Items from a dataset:
------------------------------------------------------------

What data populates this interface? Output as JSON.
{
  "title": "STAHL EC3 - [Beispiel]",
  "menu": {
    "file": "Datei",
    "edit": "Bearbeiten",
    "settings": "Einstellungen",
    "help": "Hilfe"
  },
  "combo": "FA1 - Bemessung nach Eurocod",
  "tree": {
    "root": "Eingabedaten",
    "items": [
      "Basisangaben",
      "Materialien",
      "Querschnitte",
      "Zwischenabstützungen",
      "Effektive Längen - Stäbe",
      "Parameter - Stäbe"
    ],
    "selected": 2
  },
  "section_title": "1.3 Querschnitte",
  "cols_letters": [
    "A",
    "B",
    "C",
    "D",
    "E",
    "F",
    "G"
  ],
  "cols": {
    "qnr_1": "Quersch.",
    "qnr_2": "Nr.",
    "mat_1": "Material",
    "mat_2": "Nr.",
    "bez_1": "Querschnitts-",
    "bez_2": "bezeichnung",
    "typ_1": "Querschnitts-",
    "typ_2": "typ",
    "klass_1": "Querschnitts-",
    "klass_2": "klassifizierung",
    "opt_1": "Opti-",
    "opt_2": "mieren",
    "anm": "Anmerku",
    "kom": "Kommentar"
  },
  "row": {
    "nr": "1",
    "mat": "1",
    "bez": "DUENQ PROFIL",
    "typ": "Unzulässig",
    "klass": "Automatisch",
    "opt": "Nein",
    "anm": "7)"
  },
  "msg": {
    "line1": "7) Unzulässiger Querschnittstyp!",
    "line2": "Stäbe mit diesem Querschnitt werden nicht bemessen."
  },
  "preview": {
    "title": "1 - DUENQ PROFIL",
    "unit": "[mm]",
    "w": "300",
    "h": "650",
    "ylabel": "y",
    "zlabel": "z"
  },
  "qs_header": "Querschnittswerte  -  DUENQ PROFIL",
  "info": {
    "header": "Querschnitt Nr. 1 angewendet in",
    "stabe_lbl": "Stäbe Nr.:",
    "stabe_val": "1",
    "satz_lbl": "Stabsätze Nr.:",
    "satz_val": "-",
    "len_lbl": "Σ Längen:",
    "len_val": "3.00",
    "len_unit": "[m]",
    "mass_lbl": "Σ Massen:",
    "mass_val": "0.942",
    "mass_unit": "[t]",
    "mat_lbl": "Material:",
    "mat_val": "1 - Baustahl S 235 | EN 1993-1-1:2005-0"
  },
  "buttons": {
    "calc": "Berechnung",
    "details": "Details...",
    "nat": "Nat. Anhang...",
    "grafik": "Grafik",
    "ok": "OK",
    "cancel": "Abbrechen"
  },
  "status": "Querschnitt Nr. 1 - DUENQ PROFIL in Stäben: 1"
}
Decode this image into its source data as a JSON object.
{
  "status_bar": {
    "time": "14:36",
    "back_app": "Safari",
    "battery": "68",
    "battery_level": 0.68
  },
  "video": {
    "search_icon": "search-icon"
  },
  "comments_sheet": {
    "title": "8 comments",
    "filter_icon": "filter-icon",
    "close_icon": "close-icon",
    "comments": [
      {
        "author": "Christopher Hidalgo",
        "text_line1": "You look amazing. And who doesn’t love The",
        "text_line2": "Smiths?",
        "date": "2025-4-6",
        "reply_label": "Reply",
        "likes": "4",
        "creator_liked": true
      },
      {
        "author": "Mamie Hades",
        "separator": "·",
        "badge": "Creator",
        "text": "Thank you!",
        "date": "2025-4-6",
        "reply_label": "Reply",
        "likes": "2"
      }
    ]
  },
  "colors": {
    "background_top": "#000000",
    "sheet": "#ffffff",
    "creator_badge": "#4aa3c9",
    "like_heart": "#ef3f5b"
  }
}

------------------------------------------------------------

• **SHORT PROBLEM**
Output every record above exactly as it appears.

• **OUTPUT FOR THIS TASK**
What data populates this interface? Output as JSON.
{
  "title": "STAHL EC3 - [Beispiel]",
  "menu": {
    "file": "Datei",
    "edit": "Bearbeiten",
    "settings": "Einstellungen",
    "help": "Hilfe"
  },
  "combo": "FA1 - Bemessung nach Eurocod",
  "tree": {
    "root": "Eingabedaten",
    "items": [
      "Basisangaben",
      "Materialien",
      "Querschnitte",
      "Zwischenabstützungen",
      "Effektive Längen - Stäbe",
      "Parameter - Stäbe"
    ],
    "selected": 2
  },
  "section_title": "1.3 Querschnitte",
  "cols_letters": [
    "A",
    "B",
    "C",
    "D",
    "E",
    "F",
    "G"
  ],
  "cols": {
    "qnr_1": "Quersch.",
    "qnr_2": "Nr.",
    "mat_1": "Material",
    "mat_2": "Nr.",
    "bez_1": "Querschnitts-",
    "bez_2": "bezeichnung",
    "typ_1": "Querschnitts-",
    "typ_2": "typ",
    "klass_1": "Querschnitts-",
    "klass_2": "klassifizierung",
    "opt_1": "Opti-",
    "opt_2": "mieren",
    "anm": "Anmerku",
    "kom": "Kommentar"
  },
  "row": {
    "nr": "1",
    "mat": "1",
    "bez": "DUENQ PROFIL",
    "typ": "Unzulässig",
    "klass": "Automatisch",
    "opt": "Nein",
    "anm": "7)"
  },
  "msg": {
    "line1": "7) Unzulässiger Querschnittstyp!",
    "line2": "Stäbe mit diesem Querschnitt werden nicht bemessen."
  },
  "preview": {
    "title": "1 - DUENQ PROFIL",
    "unit": "[mm]",
    "w": "300",
    "h": "650",
    "ylabel": "y",
    "zlabel": "z"
  },
  "qs_header": "Querschnittswerte  -  DUENQ PROFIL",
  "info": {
    "header": "Querschnitt Nr. 1 angewendet in",
    "stabe_lbl": "Stäbe Nr.:",
    "stabe_val": "1",
    "satz_lbl": "Stabsätze Nr.:",
    "satz_val": "-",
    "len_lbl": "Σ Längen:",
    "len_val": "3.00",
    "len_unit": "[m]",
    "mass_lbl": "Σ Massen:",
    "mass_val": "0.942",
    "mass_unit": "[t]",
    "mat_lbl": "Material:",
    "mat_val": "1 - Baustahl S 235 | EN 1993-1-1:2005-0"
  },
  "buttons": {
    "calc": "Berechnung",
    "details": "Details...",
    "nat": "Nat. Anhang...",
    "grafik": "Grafik",
    "ok": "OK",
    "cancel": "Abbrechen"
  },
  "status": "Querschnitt Nr. 1 - DUENQ PROFIL in Stäben: 1"
}
Decode this image into its source data as a JSON object.
{
  "status_bar": {
    "time": "14:36",
    "back_app": "Safari",
    "battery": "68",
    "battery_level": 0.68
  },
  "video": {
    "search_icon": "search-icon"
  },
  "comments_sheet": {
    "title": "8 comments",
    "filter_icon": "filter-icon",
    "close_icon": "close-icon",
    "comments": [
      {
        "author": "Christopher Hidalgo",
        "text_line1": "You look amazing. And who doesn’t love The",
        "text_line2": "Smiths?",
        "date": "2025-4-6",
        "reply_label": "Reply",
        "likes": "4",
        "creator_liked": true
      },
      {
        "author": "Mamie Hades",
        "separator": "·",
        "badge": "Creator",
        "text": "Thank you!",
        "date": "2025-4-6",
        "reply_label": "Reply",
        "likes": "2"
      }
    ]
  },
  "colors": {
    "background_top": "#000000",
    "sheet": "#ffffff",
    "creator_badge": "#4aa3c9",
    "like_heart": "#ef3f5b"
  }
}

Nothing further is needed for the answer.